-------- Records

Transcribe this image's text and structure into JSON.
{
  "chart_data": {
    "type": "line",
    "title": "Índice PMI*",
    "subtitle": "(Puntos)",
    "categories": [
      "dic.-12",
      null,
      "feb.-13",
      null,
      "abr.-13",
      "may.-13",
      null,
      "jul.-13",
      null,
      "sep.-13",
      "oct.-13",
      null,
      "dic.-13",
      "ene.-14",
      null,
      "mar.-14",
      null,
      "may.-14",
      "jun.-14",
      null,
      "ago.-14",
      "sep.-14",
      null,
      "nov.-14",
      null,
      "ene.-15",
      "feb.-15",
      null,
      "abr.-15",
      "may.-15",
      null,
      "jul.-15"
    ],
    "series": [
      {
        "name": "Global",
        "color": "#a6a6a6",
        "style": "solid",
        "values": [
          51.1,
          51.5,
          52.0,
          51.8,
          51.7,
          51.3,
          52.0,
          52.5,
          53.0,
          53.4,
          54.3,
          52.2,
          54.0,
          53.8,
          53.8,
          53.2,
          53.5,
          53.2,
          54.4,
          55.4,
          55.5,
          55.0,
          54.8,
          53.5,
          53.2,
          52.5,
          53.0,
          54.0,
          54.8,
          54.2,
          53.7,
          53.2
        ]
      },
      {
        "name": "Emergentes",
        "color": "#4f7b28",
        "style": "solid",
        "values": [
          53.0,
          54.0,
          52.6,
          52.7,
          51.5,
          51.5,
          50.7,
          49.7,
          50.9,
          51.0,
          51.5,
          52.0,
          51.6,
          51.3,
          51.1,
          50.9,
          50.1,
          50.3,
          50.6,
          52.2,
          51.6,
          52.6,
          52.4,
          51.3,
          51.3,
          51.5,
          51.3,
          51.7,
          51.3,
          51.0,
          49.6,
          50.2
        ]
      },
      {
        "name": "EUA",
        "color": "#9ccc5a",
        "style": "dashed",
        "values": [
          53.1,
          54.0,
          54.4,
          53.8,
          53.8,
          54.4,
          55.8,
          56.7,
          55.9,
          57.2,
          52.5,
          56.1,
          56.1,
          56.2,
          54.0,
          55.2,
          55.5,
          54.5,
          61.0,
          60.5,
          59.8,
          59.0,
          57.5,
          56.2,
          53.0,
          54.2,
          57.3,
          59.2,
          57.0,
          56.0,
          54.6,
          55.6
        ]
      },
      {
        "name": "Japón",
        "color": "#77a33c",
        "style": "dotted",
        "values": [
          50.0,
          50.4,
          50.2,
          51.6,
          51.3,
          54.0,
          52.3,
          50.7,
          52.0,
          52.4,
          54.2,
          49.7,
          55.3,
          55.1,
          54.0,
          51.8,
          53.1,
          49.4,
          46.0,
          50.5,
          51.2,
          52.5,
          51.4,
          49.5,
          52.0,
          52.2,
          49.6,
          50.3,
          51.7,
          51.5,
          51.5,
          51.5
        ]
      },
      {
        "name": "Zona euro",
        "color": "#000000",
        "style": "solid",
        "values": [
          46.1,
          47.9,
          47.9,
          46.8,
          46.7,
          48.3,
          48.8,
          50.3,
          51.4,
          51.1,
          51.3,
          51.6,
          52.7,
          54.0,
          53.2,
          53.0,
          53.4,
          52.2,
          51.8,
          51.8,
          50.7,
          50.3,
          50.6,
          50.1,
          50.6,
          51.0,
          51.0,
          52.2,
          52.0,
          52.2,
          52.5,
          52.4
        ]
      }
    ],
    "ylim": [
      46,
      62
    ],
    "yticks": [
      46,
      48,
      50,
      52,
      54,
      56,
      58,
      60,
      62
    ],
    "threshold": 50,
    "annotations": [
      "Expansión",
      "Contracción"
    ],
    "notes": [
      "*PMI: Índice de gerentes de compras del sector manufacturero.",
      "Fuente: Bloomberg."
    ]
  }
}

----------------

» What is required
Please output the entries above, every line exactly as it reads.

» Response to this exercise
Transcribe this image's text and structure into JSON.
{
  "chart_data": {
    "type": "line",
    "title": "Índice PMI*",
    "subtitle": "(Puntos)",
    "categories": [
      "dic.-12",
      null,
      "feb.-13",
      null,
      "abr.-13",
      "may.-13",
      null,
      "jul.-13",
      null,
      "sep.-13",
      "oct.-13",
      null,
      "dic.-13",
      "ene.-14",
      null,
      "mar.-14",
      null,
      "may.-14",
      "jun.-14",
      null,
      "ago.-14",
      "sep.-14",
      null,
      "nov.-14",
      null,
      "ene.-15",
      "feb.-15",
      null,
      "abr.-15",
      "may.-15",
      null,
      "jul.-15"
    ],
    "series": [
      {
        "name": "Global",
        "color": "#a6a6a6",
        "style": "solid",
        "values": [
          51.1,
          51.5,
          52.0,
          51.8,
          51.7,
          51.3,
          52.0,
          52.5,
          53.0,
          53.4,
          54.3,
          52.2,
          54.0,
          53.8,
          53.8,
          53.2,
          53.5,
          53.2,
          54.4,
          55.4,
          55.5,
          55.0,
          54.8,
          53.5,
          53.2,
          52.5,
          53.0,
          54.0,
          54.8,
          54.2,
          53.7,
          53.2
        ]
      },
      {
        "name": "Emergentes",
        "color": "#4f7b28",
        "style": "solid",
        "values": [
          53.0,
          54.0,
          52.6,
          52.7,
          51.5,
          51.5,
          50.7,
          49.7,
          50.9,
          51.0,
          51.5,
          52.0,
          51.6,
          51.3,
          51.1,
          50.9,
          50.1,
          50.3,
          50.6,
          52.2,
          51.6,
          52.6,
          52.4,
          51.3,
          51.3,
          51.5,
          51.3,
          51.7,
          51.3,
          51.0,
          49.6,
          50.2
        ]
      },
      {
        "name": "EUA",
        "color": "#9ccc5a",
        "style": "dashed",
        "values": [
          53.1,
          54.0,
          54.4,
          53.8,
          53.8,
          54.4,
          55.8,
          56.7,
          55.9,
          57.2,
          52.5,
          56.1,
          56.1,
          56.2,
          54.0,
          55.2,
          55.5,
          54.5,
          61.0,
          60.5,
          59.8,
          59.0,
          57.5,
          56.2,
          53.0,
          54.2,
          57.3,
          59.2,
          57.0,
          56.0,
          54.6,
          55.6
        ]
      },
      {
        "name": "Japón",
        "color": "#77a33c",
        "style": "dotted",
        "values": [
          50.0,
          50.4,
          50.2,
          51.6,
          51.3,
          54.0,
          52.3,
          50.7,
          52.0,
          52.4,
          54.2,
          49.7,
          55.3,
          55.1,
          54.0,
          51.8,
          53.1,
          49.4,
          46.0,
          50.5,
          51.2,
          52.5,
          51.4,
          49.5,
          52.0,
          52.2,
          49.6,
          50.3,
          51.7,
          51.5,
          51.5,
          51.5
        ]
      },
      {
        "name": "Zona euro",
        "color": "#000000",
        "style": "solid",
        "values": [
          46.1,
          47.9,
          47.9,
          46.8,
          46.7,
          48.3,
          48.8,
          50.3,
          51.4,
          51.1,
          51.3,
          51.6,
          52.7,
          54.0,
          53.2,
          53.0,
          53.4,
          52.2,
          51.8,
          51.8,
          50.7,
          50.3,
          50.6,
          50.1,
          50.6,
          51.0,
          51.0,
          52.2,
          52.0,
          52.2,
          52.5,
          52.4
        ]
      }
    ],
    "ylim": [
      46,
      62
    ],
    "yticks": [
      46,
      48,
      50,
      52,
      54,
      56,
      58,
      60,
      62
    ],
    "threshold": 50,
    "annotations": [
      "Expansión",
      "Contracción"
    ],
    "notes": [
      "*PMI: Índice de gerentes de compras del sector manufacturero.",
      "Fuente: Bloomberg."
    ]
  }
}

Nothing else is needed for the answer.